Copy out all the records exactly.

Records from a data collection:
++++++

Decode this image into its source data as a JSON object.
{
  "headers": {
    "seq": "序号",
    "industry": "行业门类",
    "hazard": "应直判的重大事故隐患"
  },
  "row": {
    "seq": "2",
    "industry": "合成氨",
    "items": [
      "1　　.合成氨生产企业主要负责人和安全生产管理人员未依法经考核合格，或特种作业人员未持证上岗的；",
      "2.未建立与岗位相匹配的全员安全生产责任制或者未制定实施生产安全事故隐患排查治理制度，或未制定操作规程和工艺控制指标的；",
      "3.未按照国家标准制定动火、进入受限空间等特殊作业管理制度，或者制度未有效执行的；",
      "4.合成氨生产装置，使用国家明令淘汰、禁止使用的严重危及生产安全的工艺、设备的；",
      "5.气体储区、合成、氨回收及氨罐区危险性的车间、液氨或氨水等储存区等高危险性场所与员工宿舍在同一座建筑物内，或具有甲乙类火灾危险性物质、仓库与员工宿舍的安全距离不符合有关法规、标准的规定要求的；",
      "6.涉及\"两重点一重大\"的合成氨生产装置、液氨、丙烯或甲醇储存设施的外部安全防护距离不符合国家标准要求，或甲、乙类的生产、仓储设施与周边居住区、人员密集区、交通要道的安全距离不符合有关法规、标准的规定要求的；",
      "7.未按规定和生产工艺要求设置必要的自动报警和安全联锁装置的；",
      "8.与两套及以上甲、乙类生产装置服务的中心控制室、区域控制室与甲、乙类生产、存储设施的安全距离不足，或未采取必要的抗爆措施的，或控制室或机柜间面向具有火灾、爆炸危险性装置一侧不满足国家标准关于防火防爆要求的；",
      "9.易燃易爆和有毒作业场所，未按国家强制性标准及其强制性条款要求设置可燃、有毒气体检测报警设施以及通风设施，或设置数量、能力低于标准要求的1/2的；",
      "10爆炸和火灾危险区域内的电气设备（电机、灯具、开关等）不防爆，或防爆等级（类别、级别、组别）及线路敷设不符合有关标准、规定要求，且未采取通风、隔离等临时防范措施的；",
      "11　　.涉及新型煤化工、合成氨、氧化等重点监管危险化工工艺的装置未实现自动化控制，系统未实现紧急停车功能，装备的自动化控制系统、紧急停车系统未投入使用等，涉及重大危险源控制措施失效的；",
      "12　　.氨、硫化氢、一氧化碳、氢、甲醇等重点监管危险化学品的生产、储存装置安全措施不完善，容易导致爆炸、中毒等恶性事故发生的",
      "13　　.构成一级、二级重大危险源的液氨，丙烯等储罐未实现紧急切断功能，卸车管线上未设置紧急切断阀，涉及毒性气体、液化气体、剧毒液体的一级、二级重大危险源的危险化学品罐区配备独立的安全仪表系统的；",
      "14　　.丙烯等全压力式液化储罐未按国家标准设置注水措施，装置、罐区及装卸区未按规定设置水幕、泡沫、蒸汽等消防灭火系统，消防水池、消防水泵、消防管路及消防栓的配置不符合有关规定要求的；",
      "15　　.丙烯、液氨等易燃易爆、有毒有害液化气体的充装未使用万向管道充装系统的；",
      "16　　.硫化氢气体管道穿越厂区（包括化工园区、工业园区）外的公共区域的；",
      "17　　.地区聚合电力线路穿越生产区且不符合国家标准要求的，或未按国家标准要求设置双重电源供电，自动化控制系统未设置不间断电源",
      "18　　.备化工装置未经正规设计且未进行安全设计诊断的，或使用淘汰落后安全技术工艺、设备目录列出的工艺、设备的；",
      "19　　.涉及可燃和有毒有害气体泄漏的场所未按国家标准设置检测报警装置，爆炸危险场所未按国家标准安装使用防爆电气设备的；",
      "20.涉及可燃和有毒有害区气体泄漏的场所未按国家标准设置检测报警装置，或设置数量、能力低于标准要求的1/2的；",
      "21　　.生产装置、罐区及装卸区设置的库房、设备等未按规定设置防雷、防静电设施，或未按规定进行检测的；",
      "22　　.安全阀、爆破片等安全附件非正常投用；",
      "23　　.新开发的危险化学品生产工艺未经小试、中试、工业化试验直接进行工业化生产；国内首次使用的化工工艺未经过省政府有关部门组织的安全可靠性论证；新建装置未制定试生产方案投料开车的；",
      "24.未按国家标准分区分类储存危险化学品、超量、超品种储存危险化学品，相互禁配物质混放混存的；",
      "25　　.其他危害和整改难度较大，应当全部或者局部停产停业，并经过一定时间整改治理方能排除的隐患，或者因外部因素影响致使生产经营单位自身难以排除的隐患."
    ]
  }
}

++++++

=== SOLUTION TO THIS EXERCISE ===
Decode this image into its source data as a JSON object.
{
  "headers": {
    "seq": "序号",
    "industry": "行业门类",
    "hazard": "应直判的重大事故隐患"
  },
  "row": {
    "seq": "2",
    "industry": "合成氨",
    "items": [
      "1　　.合成氨生产企业主要负责人和安全生产管理人员未依法经考核合格，或特种作业人员未持证上岗的；",
      "2.未建立与岗位相匹配的全员安全生产责任制或者未制定实施生产安全事故隐患排查治理制度，或未制定操作规程和工艺控制指标的；",
      "3.未按照国家标准制定动火、进入受限空间等特殊作业管理制度，或者制度未有效执行的；",
      "4.合成氨生产装置，使用国家明令淘汰、禁止使用的严重危及生产安全的工艺、设备的；",
      "5.气体储区、合成、氨回收及氨罐区危险性的车间、液氨或氨水等储存区等高危险性场所与员工宿舍在同一座建筑物内，或具有甲乙类火灾危险性物质、仓库与员工宿舍的安全距离不符合有关法规、标准的规定要求的；",
      "6.涉及\"两重点一重大\"的合成氨生产装置、液氨、丙烯或甲醇储存设施的外部安全防护距离不符合国家标准要求，或甲、乙类的生产、仓储设施与周边居住区、人员密集区、交通要道的安全距离不符合有关法规、标准的规定要求的；",
      "7.未按规定和生产工艺要求设置必要的自动报警和安全联锁装置的；",
      "8.与两套及以上甲、乙类生产装置服务的中心控制室、区域控制室与甲、乙类生产、存储设施的安全距离不足，或未采取必要的抗爆措施的，或控制室或机柜间面向具有火灾、爆炸危险性装置一侧不满足国家标准关于防火防爆要求的；",
      "9.易燃易爆和有毒作业场所，未按国家强制性标准及其强制性条款要求设置可燃、有毒气体检测报警设施以及通风设施，或设置数量、能力低于标准要求的1/2的；",
      "10爆炸和火灾危险区域内的电气设备（电机、灯具、开关等）不防爆，或防爆等级（类别、级别、组别）及线路敷设不符合有关标准、规定要求，且未采取通风、隔离等临时防范措施的；",
      "11　　.涉及新型煤化工、合成氨、氧化等重点监管危险化工工艺的装置未实现自动化控制，系统未实现紧急停车功能，装备的自动化控制系统、紧急停车系统未投入使用等，涉及重大危险源控制措施失效的；",
      "12　　.氨、硫化氢、一氧化碳、氢、甲醇等重点监管危险化学品的生产、储存装置安全措施不完善，容易导致爆炸、中毒等恶性事故发生的",
      "13　　.构成一级、二级重大危险源的液氨，丙烯等储罐未实现紧急切断功能，卸车管线上未设置紧急切断阀，涉及毒性气体、液化气体、剧毒液体的一级、二级重大危险源的危险化学品罐区配备独立的安全仪表系统的；",
      "14　　.丙烯等全压力式液化储罐未按国家标准设置注水措施，装置、罐区及装卸区未按规定设置水幕、泡沫、蒸汽等消防灭火系统，消防水池、消防水泵、消防管路及消防栓的配置不符合有关规定要求的；",
      "15　　.丙烯、液氨等易燃易爆、有毒有害液化气体的充装未使用万向管道充装系统的；",
      "16　　.硫化氢气体管道穿越厂区（包括化工园区、工业园区）外的公共区域的；",
      "17　　.地区聚合电力线路穿越生产区且不符合国家标准要求的，或未按国家标准要求设置双重电源供电，自动化控制系统未设置不间断电源",
      "18　　.备化工装置未经正规设计且未进行安全设计诊断的，或使用淘汰落后安全技术工艺、设备目录列出的工艺、设备的；",
      "19　　.涉及可燃和有毒有害气体泄漏的场所未按国家标准设置检测报警装置，爆炸危险场所未按国家标准安装使用防爆电气设备的；",
      "20.涉及可燃和有毒有害区气体泄漏的场所未按国家标准设置检测报警装置，或设置数量、能力低于标准要求的1/2的；",
      "21　　.生产装置、罐区及装卸区设置的库房、设备等未按规定设置防雷、防静电设施，或未按规定进行检测的；",
      "22　　.安全阀、爆破片等安全附件非正常投用；",
      "23　　.新开发的危险化学品生产工艺未经小试、中试、工业化试验直接进行工业化生产；国内首次使用的化工工艺未经过省政府有关部门组织的安全可靠性论证；新建装置未制定试生产方案投料开车的；",
      "24.未按国家标准分区分类储存危险化学品、超量、超品种储存危险化学品，相互禁配物质混放混存的；",
      "25　　.其他危害和整改难度较大，应当全部或者局部停产停业，并经过一定时间整改治理方能排除的隐患，或者因外部因素影响致使生产经营单位自身难以排除的隐患."
    ]
  }
}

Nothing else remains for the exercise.